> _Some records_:
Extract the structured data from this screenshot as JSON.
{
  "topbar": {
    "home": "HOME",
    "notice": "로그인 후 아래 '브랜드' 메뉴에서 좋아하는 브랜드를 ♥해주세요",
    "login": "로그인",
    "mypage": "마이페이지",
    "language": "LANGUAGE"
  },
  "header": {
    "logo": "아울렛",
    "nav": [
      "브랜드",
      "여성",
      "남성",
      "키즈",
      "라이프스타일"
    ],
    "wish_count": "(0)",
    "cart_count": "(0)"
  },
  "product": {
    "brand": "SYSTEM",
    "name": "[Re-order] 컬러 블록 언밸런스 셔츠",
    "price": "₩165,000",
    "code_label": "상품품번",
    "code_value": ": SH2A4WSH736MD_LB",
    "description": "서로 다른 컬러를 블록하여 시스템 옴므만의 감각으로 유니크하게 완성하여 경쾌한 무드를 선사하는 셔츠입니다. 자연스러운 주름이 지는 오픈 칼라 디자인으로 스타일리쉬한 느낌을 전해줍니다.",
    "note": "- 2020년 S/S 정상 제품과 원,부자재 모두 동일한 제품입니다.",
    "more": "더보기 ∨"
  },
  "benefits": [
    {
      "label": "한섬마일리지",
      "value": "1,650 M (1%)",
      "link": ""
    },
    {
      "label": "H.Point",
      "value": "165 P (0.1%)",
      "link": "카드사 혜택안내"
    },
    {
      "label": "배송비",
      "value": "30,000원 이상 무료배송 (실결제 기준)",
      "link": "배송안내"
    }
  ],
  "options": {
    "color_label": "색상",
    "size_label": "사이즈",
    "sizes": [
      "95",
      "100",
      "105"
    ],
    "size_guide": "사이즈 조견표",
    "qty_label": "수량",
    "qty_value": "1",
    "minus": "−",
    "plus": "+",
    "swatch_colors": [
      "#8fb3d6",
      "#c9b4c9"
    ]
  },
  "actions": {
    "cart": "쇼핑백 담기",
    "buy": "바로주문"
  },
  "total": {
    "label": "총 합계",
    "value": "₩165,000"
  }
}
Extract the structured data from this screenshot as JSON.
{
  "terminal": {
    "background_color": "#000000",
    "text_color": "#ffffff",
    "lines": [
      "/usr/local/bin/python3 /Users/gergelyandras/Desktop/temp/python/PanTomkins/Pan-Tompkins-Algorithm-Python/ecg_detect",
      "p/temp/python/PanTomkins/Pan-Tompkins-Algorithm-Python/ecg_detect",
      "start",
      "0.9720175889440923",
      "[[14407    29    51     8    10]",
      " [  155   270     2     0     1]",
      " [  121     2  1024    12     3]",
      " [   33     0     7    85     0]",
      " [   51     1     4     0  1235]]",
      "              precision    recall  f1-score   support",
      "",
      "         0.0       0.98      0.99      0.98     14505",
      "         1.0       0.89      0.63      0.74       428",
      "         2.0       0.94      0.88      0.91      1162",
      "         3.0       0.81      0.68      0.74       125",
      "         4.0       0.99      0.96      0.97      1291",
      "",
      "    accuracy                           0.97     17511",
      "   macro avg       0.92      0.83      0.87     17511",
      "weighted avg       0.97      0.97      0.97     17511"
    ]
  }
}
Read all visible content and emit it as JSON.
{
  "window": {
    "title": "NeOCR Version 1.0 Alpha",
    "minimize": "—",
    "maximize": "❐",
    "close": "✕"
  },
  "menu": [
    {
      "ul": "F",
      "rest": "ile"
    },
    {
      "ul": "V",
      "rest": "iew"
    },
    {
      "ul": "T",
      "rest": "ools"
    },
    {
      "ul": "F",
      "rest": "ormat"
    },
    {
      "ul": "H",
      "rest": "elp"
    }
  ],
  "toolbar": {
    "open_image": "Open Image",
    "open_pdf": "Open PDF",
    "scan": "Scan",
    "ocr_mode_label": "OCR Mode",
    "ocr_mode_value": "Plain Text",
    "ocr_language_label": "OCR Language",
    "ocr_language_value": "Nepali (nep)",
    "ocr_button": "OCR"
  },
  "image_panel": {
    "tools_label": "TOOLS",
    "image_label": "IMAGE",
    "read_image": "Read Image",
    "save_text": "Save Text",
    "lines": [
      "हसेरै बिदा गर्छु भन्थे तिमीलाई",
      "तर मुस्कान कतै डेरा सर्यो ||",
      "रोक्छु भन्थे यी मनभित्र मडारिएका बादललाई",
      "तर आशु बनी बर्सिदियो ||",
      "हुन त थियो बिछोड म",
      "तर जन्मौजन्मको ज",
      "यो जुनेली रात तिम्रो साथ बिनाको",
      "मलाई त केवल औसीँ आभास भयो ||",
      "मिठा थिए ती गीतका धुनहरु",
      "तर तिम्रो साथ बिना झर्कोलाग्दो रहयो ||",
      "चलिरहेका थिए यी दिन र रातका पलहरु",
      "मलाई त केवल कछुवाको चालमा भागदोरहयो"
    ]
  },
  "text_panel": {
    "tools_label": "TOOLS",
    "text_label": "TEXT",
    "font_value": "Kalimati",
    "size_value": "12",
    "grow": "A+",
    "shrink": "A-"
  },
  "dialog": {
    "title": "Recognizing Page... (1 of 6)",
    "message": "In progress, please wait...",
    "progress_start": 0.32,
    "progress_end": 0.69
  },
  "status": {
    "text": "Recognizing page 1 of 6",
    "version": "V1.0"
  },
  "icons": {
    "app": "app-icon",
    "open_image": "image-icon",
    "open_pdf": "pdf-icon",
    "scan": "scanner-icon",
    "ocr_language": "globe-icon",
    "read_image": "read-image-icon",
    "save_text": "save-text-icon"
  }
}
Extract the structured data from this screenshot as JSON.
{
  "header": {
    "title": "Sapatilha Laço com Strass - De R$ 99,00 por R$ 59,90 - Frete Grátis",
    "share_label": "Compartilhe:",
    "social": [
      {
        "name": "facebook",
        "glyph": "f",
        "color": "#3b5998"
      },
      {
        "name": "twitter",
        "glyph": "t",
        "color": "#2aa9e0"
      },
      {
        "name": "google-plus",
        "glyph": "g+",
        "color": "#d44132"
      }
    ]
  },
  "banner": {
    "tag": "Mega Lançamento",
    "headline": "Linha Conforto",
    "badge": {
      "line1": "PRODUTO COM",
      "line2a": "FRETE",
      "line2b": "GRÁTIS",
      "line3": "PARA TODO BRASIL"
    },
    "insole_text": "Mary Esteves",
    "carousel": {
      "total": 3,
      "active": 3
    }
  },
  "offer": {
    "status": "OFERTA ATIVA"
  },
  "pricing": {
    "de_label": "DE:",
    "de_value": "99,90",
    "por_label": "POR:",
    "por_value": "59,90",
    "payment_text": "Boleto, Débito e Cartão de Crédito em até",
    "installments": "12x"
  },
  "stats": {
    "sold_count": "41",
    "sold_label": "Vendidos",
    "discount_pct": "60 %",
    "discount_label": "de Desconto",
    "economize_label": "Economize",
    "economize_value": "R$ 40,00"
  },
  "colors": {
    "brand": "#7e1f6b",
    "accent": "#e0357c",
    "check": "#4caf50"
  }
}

> _What is asked_:
Using the material above, report each line where "temp" occurs.

> _Task result_:
      "/usr/local/bin/python3 /Users/gergelyandras/Desktop/temp/python/PanTomkins/Pan-Tompkins-Algorithm-Python/ecg_detect",
      "p/temp/python/PanTomkins/Pan-Tompkins-Algorithm-Python/ecg_detect",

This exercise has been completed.